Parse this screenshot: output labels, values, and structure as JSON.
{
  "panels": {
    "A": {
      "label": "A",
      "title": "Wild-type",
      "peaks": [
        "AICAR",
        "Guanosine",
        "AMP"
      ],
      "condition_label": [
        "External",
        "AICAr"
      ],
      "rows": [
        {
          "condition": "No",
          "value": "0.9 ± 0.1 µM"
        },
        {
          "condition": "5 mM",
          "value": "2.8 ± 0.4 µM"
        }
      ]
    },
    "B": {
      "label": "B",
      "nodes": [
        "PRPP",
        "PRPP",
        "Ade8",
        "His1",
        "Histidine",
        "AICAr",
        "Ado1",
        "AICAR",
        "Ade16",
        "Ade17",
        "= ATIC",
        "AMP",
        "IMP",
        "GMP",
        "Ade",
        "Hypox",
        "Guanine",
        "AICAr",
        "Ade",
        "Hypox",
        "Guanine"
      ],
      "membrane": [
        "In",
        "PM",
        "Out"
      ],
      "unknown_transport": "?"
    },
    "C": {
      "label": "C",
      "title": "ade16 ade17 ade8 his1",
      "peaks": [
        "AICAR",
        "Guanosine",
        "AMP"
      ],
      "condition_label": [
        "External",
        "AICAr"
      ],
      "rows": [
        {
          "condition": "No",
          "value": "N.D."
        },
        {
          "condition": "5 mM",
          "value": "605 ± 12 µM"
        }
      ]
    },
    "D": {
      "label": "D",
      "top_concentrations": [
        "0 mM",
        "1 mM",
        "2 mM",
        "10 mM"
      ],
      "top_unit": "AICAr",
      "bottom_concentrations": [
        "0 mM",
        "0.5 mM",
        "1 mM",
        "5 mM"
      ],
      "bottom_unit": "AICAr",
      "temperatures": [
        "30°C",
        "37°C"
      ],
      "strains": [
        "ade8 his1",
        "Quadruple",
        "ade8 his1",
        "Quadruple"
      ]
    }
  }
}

- - - -

▶ **Task directions**:
Restate the data above exactly, keeping each word as it stands.

▶ **Answer to the exercise**:
Parse this screenshot: output labels, values, and structure as JSON.
{
  "panels": {
    "A": {
      "label": "A",
      "title": "Wild-type",
      "peaks": [
        "AICAR",
        "Guanosine",
        "AMP"
      ],
      "condition_label": [
        "External",
        "AICAr"
      ],
      "rows": [
        {
          "condition": "No",
          "value": "0.9 ± 0.1 µM"
        },
        {
          "condition": "5 mM",
          "value": "2.8 ± 0.4 µM"
        }
      ]
    },
    "B": {
      "label": "B",
      "nodes": [
        "PRPP",
        "PRPP",
        "Ade8",
        "His1",
        "Histidine",
        "AICAr",
        "Ado1",
        "AICAR",
        "Ade16",
        "Ade17",
        "= ATIC",
        "AMP",
        "IMP",
        "GMP",
        "Ade",
        "Hypox",
        "Guanine",
        "AICAr",
        "Ade",
        "Hypox",
        "Guanine"
      ],
      "membrane": [
        "In",
        "PM",
        "Out"
      ],
      "unknown_transport": "?"
    },
    "C": {
      "label": "C",
      "title": "ade16 ade17 ade8 his1",
      "peaks": [
        "AICAR",
        "Guanosine",
        "AMP"
      ],
      "condition_label": [
        "External",
        "AICAr"
      ],
      "rows": [
        {
          "condition": "No",
          "value": "N.D."
        },
        {
          "condition": "5 mM",
          "value": "605 ± 12 µM"
        }
      ]
    },
    "D": {
      "label": "D",
      "top_concentrations": [
        "0 mM",
        "1 mM",
        "2 mM",
        "10 mM"
      ],
      "top_unit": "AICAr",
      "bottom_concentrations": [
        "0 mM",
        "0.5 mM",
        "1 mM",
        "5 mM"
      ],
      "bottom_unit": "AICAr",
      "temperatures": [
        "30°C",
        "37°C"
      ],
      "strains": [
        "ade8 his1",
        "Quadruple",
        "ade8 his1",
        "Quadruple"
      ]
    }
  }
}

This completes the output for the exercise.